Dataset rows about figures
# # # # # # #

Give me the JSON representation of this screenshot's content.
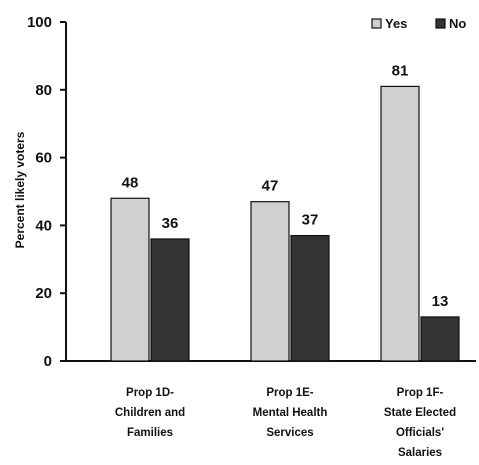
{
  "chart_data": {
    "type": "bar",
    "title": "",
    "xlabel": "",
    "ylabel": "Percent likely voters",
    "ylim": [
      0,
      100
    ],
    "yticks": [
      0,
      20,
      40,
      60,
      80,
      100
    ],
    "categories": [
      [
        "Prop 1D-",
        "Children and",
        "Families"
      ],
      [
        "Prop 1E-",
        "Mental Health",
        "Services"
      ],
      [
        "Prop 1F-",
        "State Elected",
        "Officials'",
        "Salaries"
      ]
    ],
    "series": [
      {
        "name": "Yes",
        "values": [
          48,
          47,
          81
        ],
        "color": "#d0d0d0"
      },
      {
        "name": "No",
        "values": [
          36,
          37,
          13
        ],
        "color": "#333333"
      }
    ],
    "legend": "top-right",
    "grid": false
  }
}
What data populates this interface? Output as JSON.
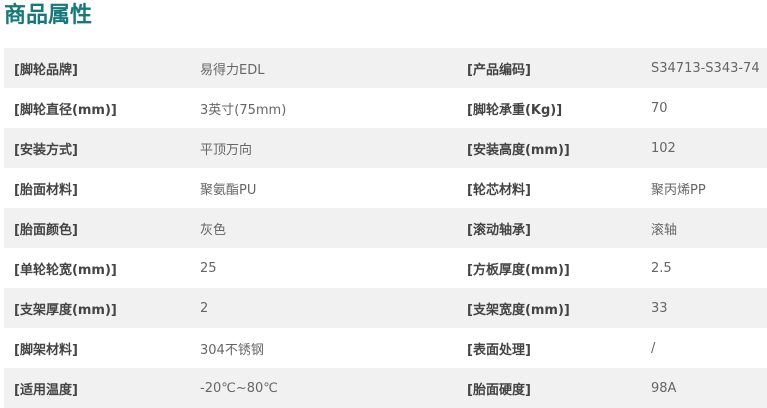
{
  "title": "商品属性",
  "accent_color": "#17797a",
  "rows": [
    {
      "k1": "[脚轮品牌]",
      "v1": "易得力EDL",
      "k2": "[产品编码]",
      "v2": "S34713-S343-74"
    },
    {
      "k1": "[脚轮直径(mm)]",
      "v1": "3英寸(75mm)",
      "k2": "[脚轮承重(Kg)]",
      "v2": "70"
    },
    {
      "k1": "[安装方式]",
      "v1": "平顶万向",
      "k2": "[安装高度(mm)]",
      "v2": "102"
    },
    {
      "k1": "[胎面材料]",
      "v1": "聚氨酯PU",
      "k2": "[轮芯材料]",
      "v2": "聚丙烯PP"
    },
    {
      "k1": "[胎面颜色]",
      "v1": "灰色",
      "k2": "[滚动轴承]",
      "v2": "滚轴"
    },
    {
      "k1": "[单轮轮宽(mm)]",
      "v1": "25",
      "k2": "[方板厚度(mm)]",
      "v2": "2.5"
    },
    {
      "k1": "[支架厚度(mm)]",
      "v1": "2",
      "k2": "[支架宽度(mm)]",
      "v2": "33"
    },
    {
      "k1": "[脚架材料]",
      "v1": "304不锈钢",
      "k2": "[表面处理]",
      "v2": "/"
    },
    {
      "k1": "[适用温度]",
      "v1": "-20℃~80℃",
      "k2": "[胎面硬度]",
      "v2": "98A"
    }
  ]
}
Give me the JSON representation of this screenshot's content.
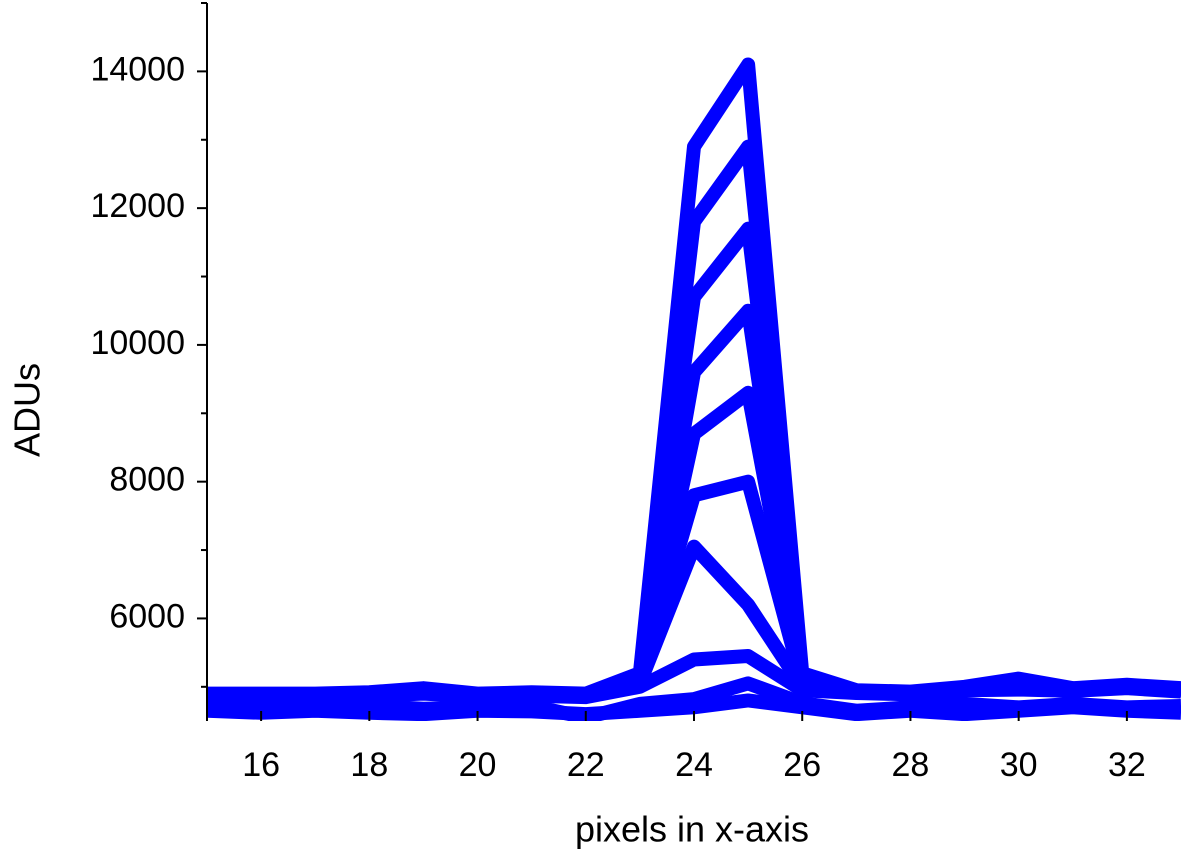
{
  "chart_data": {
    "type": "line",
    "x_label": "pixels in x-axis",
    "y_label": "ADUs",
    "x": [
      15,
      16,
      17,
      18,
      19,
      20,
      21,
      22,
      23,
      24,
      25,
      26,
      27,
      28,
      29,
      30,
      31,
      32,
      33
    ],
    "xlim": [
      15,
      33
    ],
    "xticks": [
      16,
      18,
      20,
      22,
      24,
      26,
      28,
      30,
      32
    ],
    "ylim": [
      4500,
      15000
    ],
    "yticks": [
      6000,
      8000,
      10000,
      12000,
      14000
    ],
    "yminorticks": [
      5000,
      7000,
      9000,
      11000,
      13000,
      15000
    ],
    "series": [
      {
        "color": "#0000ff",
        "values": [
          4900,
          4900,
          4900,
          4920,
          4980,
          4900,
          4920,
          4900,
          5200,
          12900,
          14100,
          5200,
          4950,
          4930,
          5000,
          5120,
          4980,
          5030,
          4980
        ]
      },
      {
        "color": "#0000ff",
        "values": [
          4890,
          4890,
          4890,
          4910,
          4960,
          4895,
          4910,
          4890,
          5170,
          11800,
          12900,
          5170,
          4940,
          4925,
          4990,
          5090,
          4975,
          5020,
          4970
        ]
      },
      {
        "color": "#0000ff",
        "values": [
          4880,
          4885,
          4880,
          4900,
          4950,
          4890,
          4900,
          4880,
          5140,
          10700,
          11700,
          5140,
          4935,
          4920,
          4980,
          5060,
          4970,
          5010,
          4960
        ]
      },
      {
        "color": "#0000ff",
        "values": [
          4870,
          4880,
          4875,
          4895,
          4940,
          4885,
          4895,
          4875,
          5110,
          9600,
          10500,
          5110,
          4930,
          4915,
          4975,
          5040,
          4965,
          5000,
          4955
        ]
      },
      {
        "color": "#0000ff",
        "values": [
          4860,
          4875,
          4870,
          4890,
          4930,
          4880,
          4890,
          4870,
          5090,
          8700,
          9300,
          5080,
          4925,
          4910,
          4970,
          5020,
          4960,
          4995,
          4950
        ]
      },
      {
        "color": "#0000ff",
        "values": [
          4850,
          4870,
          4865,
          4885,
          4920,
          4875,
          4885,
          4865,
          5070,
          7800,
          8000,
          5050,
          4920,
          4905,
          4965,
          5000,
          4955,
          4990,
          4945
        ]
      },
      {
        "color": "#0000ff",
        "values": [
          4840,
          4865,
          4860,
          4880,
          4910,
          4870,
          4880,
          4860,
          5050,
          7050,
          6200,
          5000,
          4915,
          4900,
          4960,
          4980,
          4950,
          4985,
          4940
        ]
      },
      {
        "color": "#0000ff",
        "values": [
          4830,
          4850,
          4850,
          4870,
          4900,
          4860,
          4870,
          4850,
          5000,
          5400,
          5450,
          4950,
          4910,
          4890,
          4950,
          4960,
          4940,
          4980,
          4930
        ]
      },
      {
        "color": "#0000ff",
        "values": [
          4800,
          4700,
          4750,
          4720,
          4680,
          4700,
          4720,
          4550,
          4750,
          4820,
          5050,
          4760,
          4650,
          4700,
          4750,
          4700,
          4750,
          4700,
          4720
        ]
      },
      {
        "color": "#0000ff",
        "values": [
          4650,
          4620,
          4650,
          4620,
          4600,
          4650,
          4640,
          4600,
          4650,
          4700,
          4800,
          4700,
          4600,
          4650,
          4600,
          4650,
          4700,
          4650,
          4620
        ]
      }
    ]
  }
}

# # # # # # #

> **WHAT THE TASK REQUIRES**
Copy every line of the data exactly as written, excluding the pictures.

> **ANSWER TO THE PROBLEM**
Give me the JSON representation of this screenshot's content.
{
  "chart_data": {
    "type": "bar",
    "title": "",
    "xlabel": "",
    "ylabel": "Percent likely voters",
    "ylim": [
      0,
      100
    ],
    "yticks": [
      0,
      20,
      40,
      60,
      80,
      100
    ],
    "categories": [
      [
        "Prop 1D-",
        "Children and",
        "Families"
      ],
      [
        "Prop 1E-",
        "Mental Health",
        "Services"
      ],
      [
        "Prop 1F-",
        "State Elected",
        "Officials'",
        "Salaries"
      ]
    ],
    "series": [
      {
        "name": "Yes",
        "values": [
          48,
          47,
          81
        ],
        "color": "#d0d0d0"
      },
      {
        "name": "No",
        "values": [
          36,
          37,
          13
        ],
        "color": "#333333"
      }
    ],
    "legend": "top-right",
    "grid": false
  }
}
What data populates this interface? Output as JSON.
{
  "title": "商品属性",
  "accent_color": "#17797a",
  "rows": [
    {
      "k1": "[脚轮品牌]",
      "v1": "易得力EDL",
      "k2": "[产品编码]",
      "v2": "S34713-S343-74"
    },
    {
      "k1": "[脚轮直径(mm)]",
      "v1": "3英寸(75mm)",
      "k2": "[脚轮承重(Kg)]",
      "v2": "70"
    },
    {
      "k1": "[安装方式]",
      "v1": "平顶万向",
      "k2": "[安装高度(mm)]",
      "v2": "102"
    },
    {
      "k1": "[胎面材料]",
      "v1": "聚氨酯PU",
      "k2": "[轮芯材料]",
      "v2": "聚丙烯PP"
    },
    {
      "k1": "[胎面颜色]",
      "v1": "灰色",
      "k2": "[滚动轴承]",
      "v2": "滚轴"
    },
    {
      "k1": "[单轮轮宽(mm)]",
      "v1": "25",
      "k2": "[方板厚度(mm)]",
      "v2": "2.5"
    },
    {
      "k1": "[支架厚度(mm)]",
      "v1": "2",
      "k2": "[支架宽度(mm)]",
      "v2": "33"
    },
    {
      "k1": "[脚架材料]",
      "v1": "304不锈钢",
      "k2": "[表面处理]",
      "v2": "/"
    },
    {
      "k1": "[适用温度]",
      "v1": "-20℃~80℃",
      "k2": "[胎面硬度]",
      "v2": "98A"
    }
  ]
}
Give me the JSON representation of this screenshot's content.
{
  "chart_data": {
    "type": "line",
    "x_label": "pixels in x-axis",
    "y_label": "ADUs",
    "x": [
      15,
      16,
      17,
      18,
      19,
      20,
      21,
      22,
      23,
      24,
      25,
      26,
      27,
      28,
      29,
      30,
      31,
      32,
      33
    ],
    "xlim": [
      15,
      33
    ],
    "xticks": [
      16,
      18,
      20,
      22,
      24,
      26,
      28,
      30,
      32
    ],
    "ylim": [
      4500,
      15000
    ],
    "yticks": [
      6000,
      8000,
      10000,
      12000,
      14000
    ],
    "yminorticks": [
      5000,
      7000,
      9000,
      11000,
      13000,
      15000
    ],
    "series": [
      {
        "color": "#0000ff",
        "values": [
          4900,
          4900,
          4900,
          4920,
          4980,
          4900,
          4920,
          4900,
          5200,
          12900,
          14100,
          5200,
          4950,
          4930,
          5000,
          5120,
          4980,
          5030,
          4980
        ]
      },
      {
        "color": "#0000ff",
        "values": [
          4890,
          4890,
          4890,
          4910,
          4960,
          4895,
          4910,
          4890,
          5170,
          11800,
          12900,
          5170,
          4940,
          4925,
          4990,
          5090,
          4975,
          5020,
          4970
        ]
      },
      {
        "color": "#0000ff",
        "values": [
          4880,
          4885,
          4880,
          4900,
          4950,
          4890,
          4900,
          4880,
          5140,
          10700,
          11700,
          5140,
          4935,
          4920,
          4980,
          5060,
          4970,
          5010,
          4960
        ]
      },
      {
        "color": "#0000ff",
        "values": [
          4870,
          4880,
          4875,
          4895,
          4940,
          4885,
          4895,
          4875,
          5110,
          9600,
          10500,
          5110,
          4930,
          4915,
          4975,
          5040,
          4965,
          5000,
          4955
        ]
      },
      {
        "color": "#0000ff",
        "values": [
          4860,
          4875,
          4870,
          4890,
          4930,
          4880,
          4890,
          4870,
          5090,
          8700,
          9300,
          5080,
          4925,
          4910,
          4970,
          5020,
          4960,
          4995,
          4950
        ]
      },
      {
        "color": "#0000ff",
        "values": [
          4850,
          4870,
          4865,
          4885,
          4920,
          4875,
          4885,
          4865,
          5070,
          7800,
          8000,
          5050,
          4920,
          4905,
          4965,
          5000,
          4955,
          4990,
          4945
        ]
      },
      {
        "color": "#0000ff",
        "values": [
          4840,
          4865,
          4860,
          4880,
          4910,
          4870,
          4880,
          4860,
          5050,
          7050,
          6200,
          5000,
          4915,
          4900,
          4960,
          4980,
          4950,
          4985,
          4940
        ]
      },
      {
        "color": "#0000ff",
        "values": [
          4830,
          4850,
          4850,
          4870,
          4900,
          4860,
          4870,
          4850,
          5000,
          5400,
          5450,
          4950,
          4910,
          4890,
          4950,
          4960,
          4940,
          4980,
          4930
        ]
      },
      {
        "color": "#0000ff",
        "values": [
          4800,
          4700,
          4750,
          4720,
          4680,
          4700,
          4720,
          4550,
          4750,
          4820,
          5050,
          4760,
          4650,
          4700,
          4750,
          4700,
          4750,
          4700,
          4720
        ]
      },
      {
        "color": "#0000ff",
        "values": [
          4650,
          4620,
          4650,
          4620,
          4600,
          4650,
          4640,
          4600,
          4650,
          4700,
          4800,
          4700,
          4600,
          4650,
          4600,
          4650,
          4700,
          4650,
          4620
        ]
      }
    ]
  }
}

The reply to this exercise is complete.